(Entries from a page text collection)
###
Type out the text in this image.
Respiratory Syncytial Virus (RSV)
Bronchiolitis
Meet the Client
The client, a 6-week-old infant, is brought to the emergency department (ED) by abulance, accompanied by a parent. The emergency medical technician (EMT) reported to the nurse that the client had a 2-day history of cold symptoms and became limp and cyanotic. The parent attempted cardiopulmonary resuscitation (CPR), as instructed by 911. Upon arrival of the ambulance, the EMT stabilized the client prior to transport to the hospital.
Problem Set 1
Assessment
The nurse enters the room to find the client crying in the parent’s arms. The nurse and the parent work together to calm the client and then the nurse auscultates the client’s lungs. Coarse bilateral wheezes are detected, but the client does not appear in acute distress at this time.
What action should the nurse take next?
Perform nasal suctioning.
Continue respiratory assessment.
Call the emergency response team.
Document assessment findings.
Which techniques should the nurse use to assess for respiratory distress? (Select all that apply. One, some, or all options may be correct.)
###
-- Assignment --
Reproduce each line of the data containing the word "this".

-- Your response --
Type out the text in this image.
The nurse enters the room to find the client crying in the parent’s arms. The nurse and the parent work together to calm the client and then the nurse auscultates the client’s lungs. Coarse bilateral wheezes are detected, but the client does not appear in acute distress at this time.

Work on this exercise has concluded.